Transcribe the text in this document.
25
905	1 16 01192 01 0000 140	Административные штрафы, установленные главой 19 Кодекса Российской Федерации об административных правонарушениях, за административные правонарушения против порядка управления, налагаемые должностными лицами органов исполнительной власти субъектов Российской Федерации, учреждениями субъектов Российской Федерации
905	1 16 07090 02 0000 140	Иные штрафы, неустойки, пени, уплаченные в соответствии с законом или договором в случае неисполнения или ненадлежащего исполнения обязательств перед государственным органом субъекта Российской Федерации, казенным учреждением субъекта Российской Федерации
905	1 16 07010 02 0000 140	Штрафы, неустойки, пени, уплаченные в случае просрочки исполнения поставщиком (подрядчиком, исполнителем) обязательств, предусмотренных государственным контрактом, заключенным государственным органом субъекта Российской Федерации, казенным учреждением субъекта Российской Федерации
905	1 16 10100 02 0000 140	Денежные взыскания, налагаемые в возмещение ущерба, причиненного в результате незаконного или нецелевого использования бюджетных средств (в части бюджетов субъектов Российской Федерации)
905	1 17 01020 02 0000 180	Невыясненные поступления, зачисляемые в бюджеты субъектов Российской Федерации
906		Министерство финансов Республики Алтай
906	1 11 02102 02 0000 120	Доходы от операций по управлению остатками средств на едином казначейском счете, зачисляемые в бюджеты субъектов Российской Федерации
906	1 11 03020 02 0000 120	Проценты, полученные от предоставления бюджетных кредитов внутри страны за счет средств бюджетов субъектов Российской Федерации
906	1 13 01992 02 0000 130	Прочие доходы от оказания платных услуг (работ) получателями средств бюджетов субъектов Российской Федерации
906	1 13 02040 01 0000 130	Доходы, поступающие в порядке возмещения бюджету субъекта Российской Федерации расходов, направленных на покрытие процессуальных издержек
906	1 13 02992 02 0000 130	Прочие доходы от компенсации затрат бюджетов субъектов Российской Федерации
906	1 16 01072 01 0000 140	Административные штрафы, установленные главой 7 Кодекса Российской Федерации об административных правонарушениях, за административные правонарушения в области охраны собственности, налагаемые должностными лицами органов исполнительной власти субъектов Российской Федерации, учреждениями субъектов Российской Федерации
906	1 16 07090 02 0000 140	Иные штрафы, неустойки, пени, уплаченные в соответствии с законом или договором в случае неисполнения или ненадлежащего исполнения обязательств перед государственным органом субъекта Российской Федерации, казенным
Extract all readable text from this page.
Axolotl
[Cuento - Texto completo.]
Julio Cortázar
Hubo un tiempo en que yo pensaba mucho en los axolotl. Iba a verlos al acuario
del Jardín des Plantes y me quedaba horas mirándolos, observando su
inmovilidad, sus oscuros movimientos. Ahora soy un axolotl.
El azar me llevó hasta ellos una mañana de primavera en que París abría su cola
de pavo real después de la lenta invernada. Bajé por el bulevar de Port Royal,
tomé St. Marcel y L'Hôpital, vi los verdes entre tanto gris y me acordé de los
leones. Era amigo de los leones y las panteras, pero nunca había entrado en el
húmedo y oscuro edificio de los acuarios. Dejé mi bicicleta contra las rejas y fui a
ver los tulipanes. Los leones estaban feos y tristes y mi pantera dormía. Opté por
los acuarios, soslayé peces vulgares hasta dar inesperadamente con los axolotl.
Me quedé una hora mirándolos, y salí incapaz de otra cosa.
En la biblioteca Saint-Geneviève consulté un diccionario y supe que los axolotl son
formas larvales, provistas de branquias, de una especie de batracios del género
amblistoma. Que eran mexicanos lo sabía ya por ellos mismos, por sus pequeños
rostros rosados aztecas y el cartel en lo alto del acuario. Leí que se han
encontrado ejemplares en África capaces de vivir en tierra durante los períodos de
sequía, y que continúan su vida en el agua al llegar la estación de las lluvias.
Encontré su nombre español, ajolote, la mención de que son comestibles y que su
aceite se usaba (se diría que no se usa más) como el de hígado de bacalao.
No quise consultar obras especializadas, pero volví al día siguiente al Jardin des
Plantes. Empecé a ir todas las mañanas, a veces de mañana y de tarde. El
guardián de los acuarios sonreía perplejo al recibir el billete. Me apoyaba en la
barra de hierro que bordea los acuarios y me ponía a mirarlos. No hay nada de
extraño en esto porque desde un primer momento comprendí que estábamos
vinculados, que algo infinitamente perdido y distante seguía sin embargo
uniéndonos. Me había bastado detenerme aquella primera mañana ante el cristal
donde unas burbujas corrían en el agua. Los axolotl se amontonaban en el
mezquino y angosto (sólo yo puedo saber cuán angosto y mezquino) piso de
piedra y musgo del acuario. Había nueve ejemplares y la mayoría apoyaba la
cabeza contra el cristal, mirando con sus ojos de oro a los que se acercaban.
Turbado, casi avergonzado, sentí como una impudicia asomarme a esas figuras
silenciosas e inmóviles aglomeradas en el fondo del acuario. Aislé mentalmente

• _Directions for this task_
Repeat every entry exactly, please.

• _Correct answer_
Transcribe the text in this document.
25
905	1 16 01192 01 0000 140	Административные штрафы, установленные главой 19 Кодекса Российской Федерации об административных правонарушениях, за административные правонарушения против порядка управления, налагаемые должностными лицами органов исполнительной власти субъектов Российской Федерации, учреждениями субъектов Российской Федерации
905	1 16 07090 02 0000 140	Иные штрафы, неустойки, пени, уплаченные в соответствии с законом или договором в случае неисполнения или ненадлежащего исполнения обязательств перед государственным органом субъекта Российской Федерации, казенным учреждением субъекта Российской Федерации
905	1 16 07010 02 0000 140	Штрафы, неустойки, пени, уплаченные в случае просрочки исполнения поставщиком (подрядчиком, исполнителем) обязательств, предусмотренных государственным контрактом, заключенным государственным органом субъекта Российской Федерации, казенным учреждением субъекта Российской Федерации
905	1 16 10100 02 0000 140	Денежные взыскания, налагаемые в возмещение ущерба, причиненного в результате незаконного или нецелевого использования бюджетных средств (в части бюджетов субъектов Российской Федерации)
905	1 17 01020 02 0000 180	Невыясненные поступления, зачисляемые в бюджеты субъектов Российской Федерации
906		Министерство финансов Республики Алтай
906	1 11 02102 02 0000 120	Доходы от операций по управлению остатками средств на едином казначейском счете, зачисляемые в бюджеты субъектов Российской Федерации
906	1 11 03020 02 0000 120	Проценты, полученные от предоставления бюджетных кредитов внутри страны за счет средств бюджетов субъектов Российской Федерации
906	1 13 01992 02 0000 130	Прочие доходы от оказания платных услуг (работ) получателями средств бюджетов субъектов Российской Федерации
906	1 13 02040 01 0000 130	Доходы, поступающие в порядке возмещения бюджету субъекта Российской Федерации расходов, направленных на покрытие процессуальных издержек
906	1 13 02992 02 0000 130	Прочие доходы от компенсации затрат бюджетов субъектов Российской Федерации
906	1 16 01072 01 0000 140	Административные штрафы, установленные главой 7 Кодекса Российской Федерации об административных правонарушениях, за административные правонарушения в области охраны собственности, налагаемые должностными лицами органов исполнительной власти субъектов Российской Федерации, учреждениями субъектов Российской Федерации
906	1 16 07090 02 0000 140	Иные штрафы, неустойки, пени, уплаченные в соответствии с законом или договором в случае неисполнения или ненадлежащего исполнения обязательств перед государственным органом субъекта Российской Федерации, казенным
Extract all readable text from this page.
Axolotl
[Cuento - Texto completo.]
Julio Cortázar
Hubo un tiempo en que yo pensaba mucho en los axolotl. Iba a verlos al acuario
del Jardín des Plantes y me quedaba horas mirándolos, observando su
inmovilidad, sus oscuros movimientos. Ahora soy un axolotl.
El azar me llevó hasta ellos una mañana de primavera en que París abría su cola
de pavo real después de la lenta invernada. Bajé por el bulevar de Port Royal,
tomé St. Marcel y L'Hôpital, vi los verdes entre tanto gris y me acordé de los
leones. Era amigo de los leones y las panteras, pero nunca había entrado en el
húmedo y oscuro edificio de los acuarios. Dejé mi bicicleta contra las rejas y fui a
ver los tulipanes. Los leones estaban feos y tristes y mi pantera dormía. Opté por
los acuarios, soslayé peces vulgares hasta dar inesperadamente con los axolotl.
Me quedé una hora mirándolos, y salí incapaz de otra cosa.
En la biblioteca Saint-Geneviève consulté un diccionario y supe que los axolotl son
formas larvales, provistas de branquias, de una especie de batracios del género
amblistoma. Que eran mexicanos lo sabía ya por ellos mismos, por sus pequeños
rostros rosados aztecas y el cartel en lo alto del acuario. Leí que se han
encontrado ejemplares en África capaces de vivir en tierra durante los períodos de
sequía, y que continúan su vida en el agua al llegar la estación de las lluvias.
Encontré su nombre español, ajolote, la mención de que son comestibles y que su
aceite se usaba (se diría que no se usa más) como el de hígado de bacalao.
No quise consultar obras especializadas, pero volví al día siguiente al Jardin des
Plantes. Empecé a ir todas las mañanas, a veces de mañana y de tarde. El
guardián de los acuarios sonreía perplejo al recibir el billete. Me apoyaba en la
barra de hierro que bordea los acuarios y me ponía a mirarlos. No hay nada de
extraño en esto porque desde un primer momento comprendí que estábamos
vinculados, que algo infinitamente perdido y distante seguía sin embargo
uniéndonos. Me había bastado detenerme aquella primera mañana ante el cristal
donde unas burbujas corrían en el agua. Los axolotl se amontonaban en el
mezquino y angosto (sólo yo puedo saber cuán angosto y mezquino) piso de
piedra y musgo del acuario. Había nueve ejemplares y la mayoría apoyaba la
cabeza contra el cristal, mirando con sus ojos de oro a los que se acercaban.
Turbado, casi avergonzado, sentí como una impudicia asomarme a esas figuras
silenciosas e inmóviles aglomeradas en el fondo del acuario. Aislé mentalmente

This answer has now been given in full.